[Figure record listings]
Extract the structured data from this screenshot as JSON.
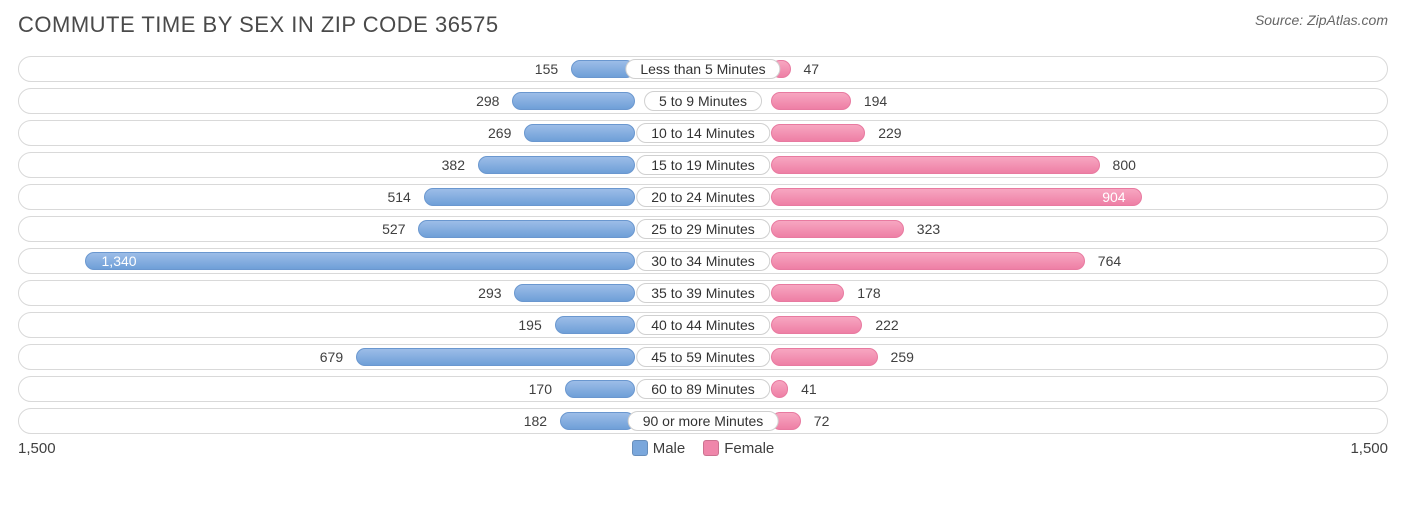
{
  "title": "COMMUTE TIME BY SEX IN ZIP CODE 36575",
  "source_label": "Source:",
  "source_value": "ZipAtlas.com",
  "chart": {
    "type": "diverging-bar",
    "axis_max": 1500,
    "axis_left_label": "1,500",
    "axis_right_label": "1,500",
    "background_color": "#ffffff",
    "row_border_color": "#d9d9d9",
    "male_color": "#7aa7dc",
    "female_color": "#ef86aa",
    "text_color": "#404040",
    "value_fontsize": 14,
    "category_fontsize": 14,
    "title_fontsize": 22,
    "title_color": "#4a4a4a",
    "legend": {
      "male_label": "Male",
      "female_label": "Female"
    },
    "rows": [
      {
        "category": "Less than 5 Minutes",
        "male": 155,
        "male_label": "155",
        "female": 47,
        "female_label": "47"
      },
      {
        "category": "5 to 9 Minutes",
        "male": 298,
        "male_label": "298",
        "female": 194,
        "female_label": "194"
      },
      {
        "category": "10 to 14 Minutes",
        "male": 269,
        "male_label": "269",
        "female": 229,
        "female_label": "229"
      },
      {
        "category": "15 to 19 Minutes",
        "male": 382,
        "male_label": "382",
        "female": 800,
        "female_label": "800"
      },
      {
        "category": "20 to 24 Minutes",
        "male": 514,
        "male_label": "514",
        "female": 904,
        "female_label": "904"
      },
      {
        "category": "25 to 29 Minutes",
        "male": 527,
        "male_label": "527",
        "female": 323,
        "female_label": "323"
      },
      {
        "category": "30 to 34 Minutes",
        "male": 1340,
        "male_label": "1,340",
        "female": 764,
        "female_label": "764"
      },
      {
        "category": "35 to 39 Minutes",
        "male": 293,
        "male_label": "293",
        "female": 178,
        "female_label": "178"
      },
      {
        "category": "40 to 44 Minutes",
        "male": 195,
        "male_label": "195",
        "female": 222,
        "female_label": "222"
      },
      {
        "category": "45 to 59 Minutes",
        "male": 679,
        "male_label": "679",
        "female": 259,
        "female_label": "259"
      },
      {
        "category": "60 to 89 Minutes",
        "male": 170,
        "male_label": "170",
        "female": 41,
        "female_label": "41"
      },
      {
        "category": "90 or more Minutes",
        "male": 182,
        "male_label": "182",
        "female": 72,
        "female_label": "72"
      }
    ]
  }
}
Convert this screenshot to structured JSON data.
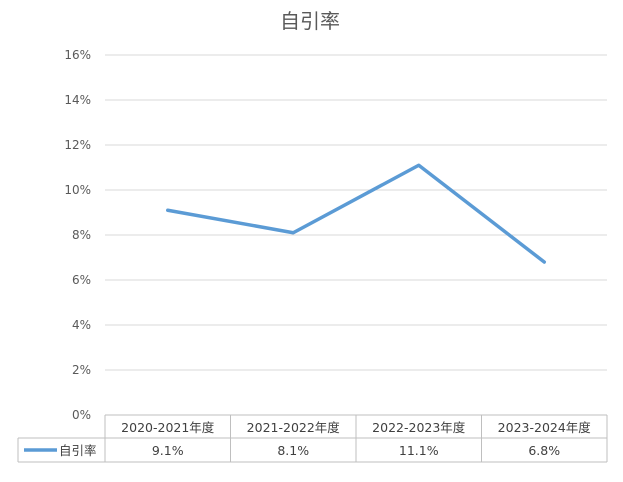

— Short exercise —
Make an exact copy of all entries above, dropping the images.

— Response for this exercise —
Extract the structured data from this screenshot as JSON.
{
  "title": "COMMUTE TIME BY SEX IN ZIP CODE 36575",
  "source_label": "Source:",
  "source_value": "ZipAtlas.com",
  "chart": {
    "type": "diverging-bar",
    "axis_max": 1500,
    "axis_left_label": "1,500",
    "axis_right_label": "1,500",
    "background_color": "#ffffff",
    "row_border_color": "#d9d9d9",
    "male_color": "#7aa7dc",
    "female_color": "#ef86aa",
    "text_color": "#404040",
    "value_fontsize": 14,
    "category_fontsize": 14,
    "title_fontsize": 22,
    "title_color": "#4a4a4a",
    "legend": {
      "male_label": "Male",
      "female_label": "Female"
    },
    "rows": [
      {
        "category": "Less than 5 Minutes",
        "male": 155,
        "male_label": "155",
        "female": 47,
        "female_label": "47"
      },
      {
        "category": "5 to 9 Minutes",
        "male": 298,
        "male_label": "298",
        "female": 194,
        "female_label": "194"
      },
      {
        "category": "10 to 14 Minutes",
        "male": 269,
        "male_label": "269",
        "female": 229,
        "female_label": "229"
      },
      {
        "category": "15 to 19 Minutes",
        "male": 382,
        "male_label": "382",
        "female": 800,
        "female_label": "800"
      },
      {
        "category": "20 to 24 Minutes",
        "male": 514,
        "male_label": "514",
        "female": 904,
        "female_label": "904"
      },
      {
        "category": "25 to 29 Minutes",
        "male": 527,
        "male_label": "527",
        "female": 323,
        "female_label": "323"
      },
      {
        "category": "30 to 34 Minutes",
        "male": 1340,
        "male_label": "1,340",
        "female": 764,
        "female_label": "764"
      },
      {
        "category": "35 to 39 Minutes",
        "male": 293,
        "male_label": "293",
        "female": 178,
        "female_label": "178"
      },
      {
        "category": "40 to 44 Minutes",
        "male": 195,
        "male_label": "195",
        "female": 222,
        "female_label": "222"
      },
      {
        "category": "45 to 59 Minutes",
        "male": 679,
        "male_label": "679",
        "female": 259,
        "female_label": "259"
      },
      {
        "category": "60 to 89 Minutes",
        "male": 170,
        "male_label": "170",
        "female": 41,
        "female_label": "41"
      },
      {
        "category": "90 or more Minutes",
        "male": 182,
        "male_label": "182",
        "female": 72,
        "female_label": "72"
      }
    ]
  }
}
Convert this screenshot to structured JSON data.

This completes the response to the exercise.